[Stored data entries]
━━━━━━━━━━━━━━━━

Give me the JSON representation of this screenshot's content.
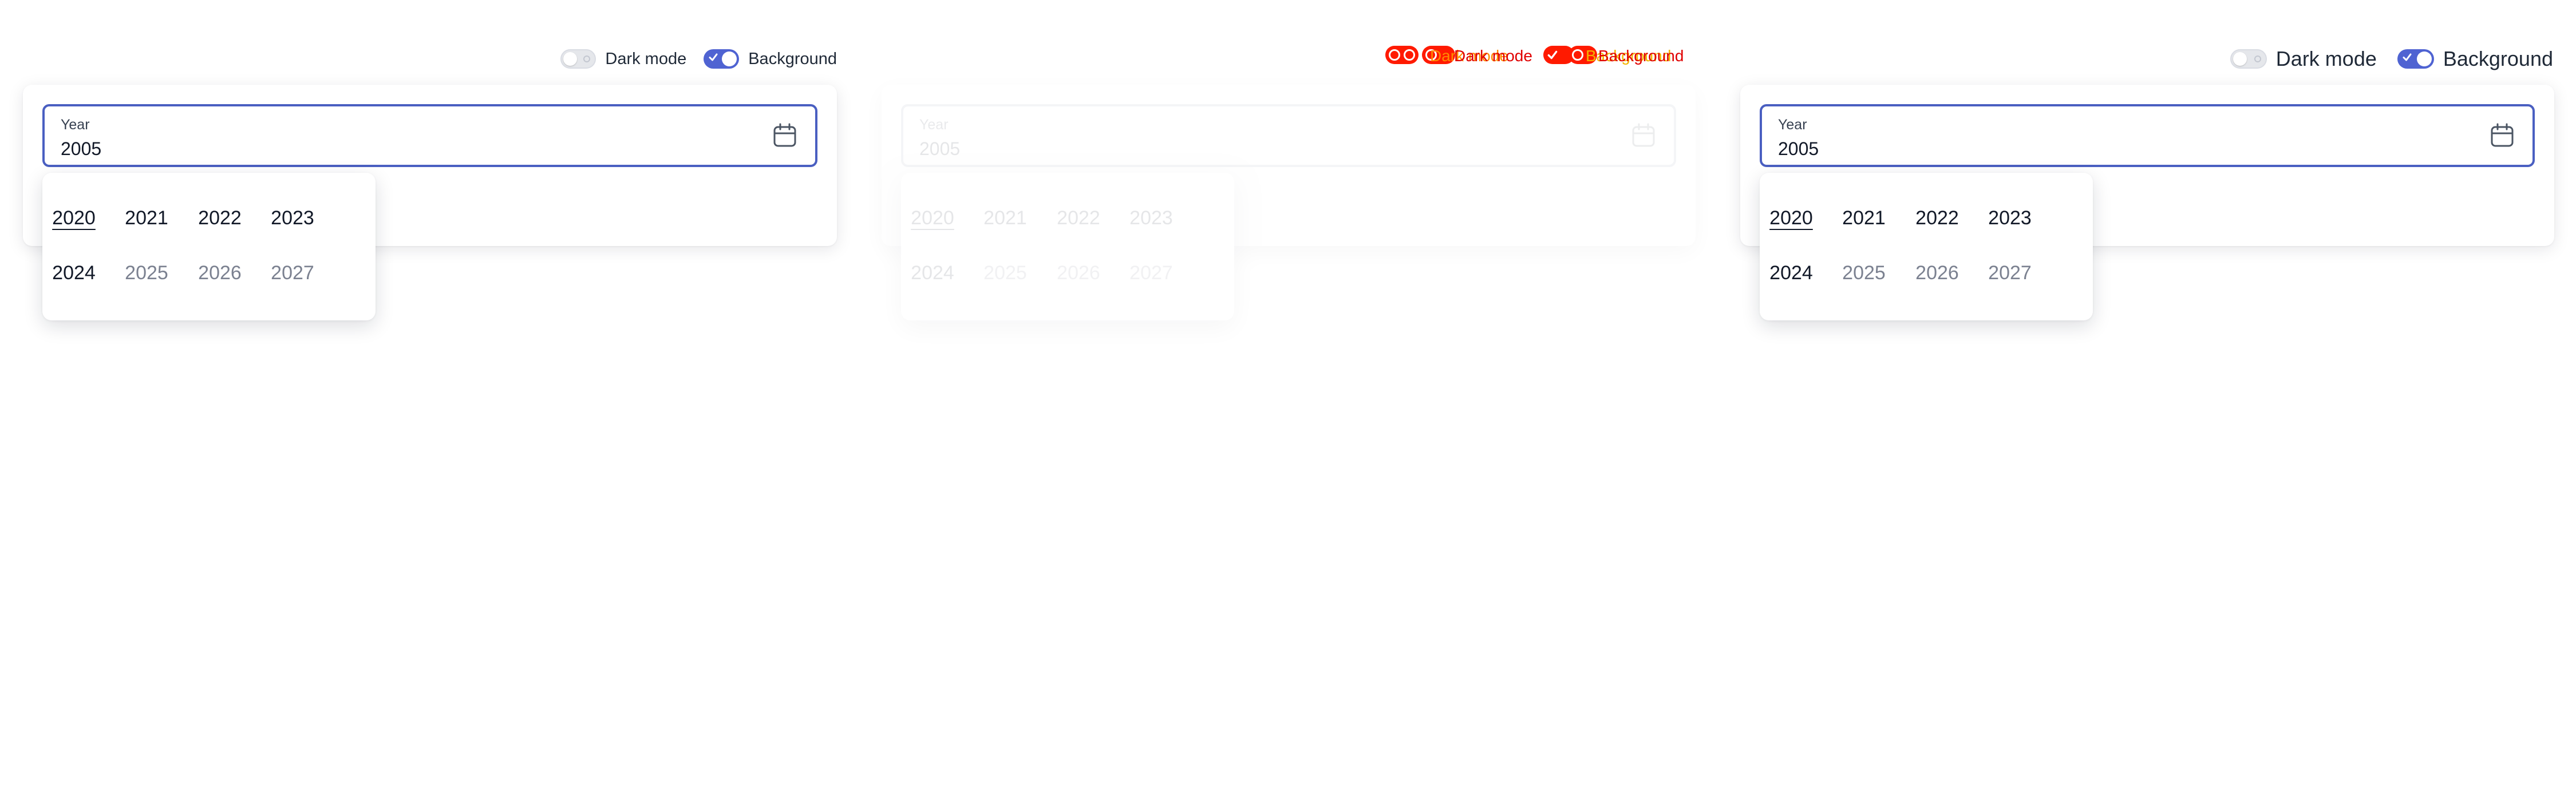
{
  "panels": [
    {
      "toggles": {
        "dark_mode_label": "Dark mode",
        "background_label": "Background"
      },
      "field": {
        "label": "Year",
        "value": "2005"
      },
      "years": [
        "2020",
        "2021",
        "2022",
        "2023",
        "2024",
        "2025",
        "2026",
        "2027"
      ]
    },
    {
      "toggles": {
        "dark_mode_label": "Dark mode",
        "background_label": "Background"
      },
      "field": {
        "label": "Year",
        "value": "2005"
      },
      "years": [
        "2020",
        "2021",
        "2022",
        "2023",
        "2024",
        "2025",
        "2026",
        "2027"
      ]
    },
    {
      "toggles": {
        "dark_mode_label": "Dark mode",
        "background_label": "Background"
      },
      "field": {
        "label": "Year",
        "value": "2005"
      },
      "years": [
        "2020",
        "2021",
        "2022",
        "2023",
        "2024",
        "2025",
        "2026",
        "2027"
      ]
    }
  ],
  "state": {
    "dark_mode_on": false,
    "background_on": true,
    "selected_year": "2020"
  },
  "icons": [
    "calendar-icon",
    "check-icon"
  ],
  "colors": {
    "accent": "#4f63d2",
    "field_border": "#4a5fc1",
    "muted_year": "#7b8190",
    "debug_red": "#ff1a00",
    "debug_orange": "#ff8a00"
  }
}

━━━━━━━━━━━━━━━━

■ Given task
All of the entries above should be duplicated exactly, except for the pictures.

■ Task response
Give me the JSON representation of this screenshot's content.
{
  "panels": [
    {
      "toggles": {
        "dark_mode_label": "Dark mode",
        "background_label": "Background"
      },
      "field": {
        "label": "Year",
        "value": "2005"
      },
      "years": [
        "2020",
        "2021",
        "2022",
        "2023",
        "2024",
        "2025",
        "2026",
        "2027"
      ]
    },
    {
      "toggles": {
        "dark_mode_label": "Dark mode",
        "background_label": "Background"
      },
      "field": {
        "label": "Year",
        "value": "2005"
      },
      "years": [
        "2020",
        "2021",
        "2022",
        "2023",
        "2024",
        "2025",
        "2026",
        "2027"
      ]
    },
    {
      "toggles": {
        "dark_mode_label": "Dark mode",
        "background_label": "Background"
      },
      "field": {
        "label": "Year",
        "value": "2005"
      },
      "years": [
        "2020",
        "2021",
        "2022",
        "2023",
        "2024",
        "2025",
        "2026",
        "2027"
      ]
    }
  ],
  "state": {
    "dark_mode_on": false,
    "background_on": true,
    "selected_year": "2020"
  },
  "icons": [
    "calendar-icon",
    "check-icon"
  ],
  "colors": {
    "accent": "#4f63d2",
    "field_border": "#4a5fc1",
    "muted_year": "#7b8190",
    "debug_red": "#ff1a00",
    "debug_orange": "#ff8a00"
  }
}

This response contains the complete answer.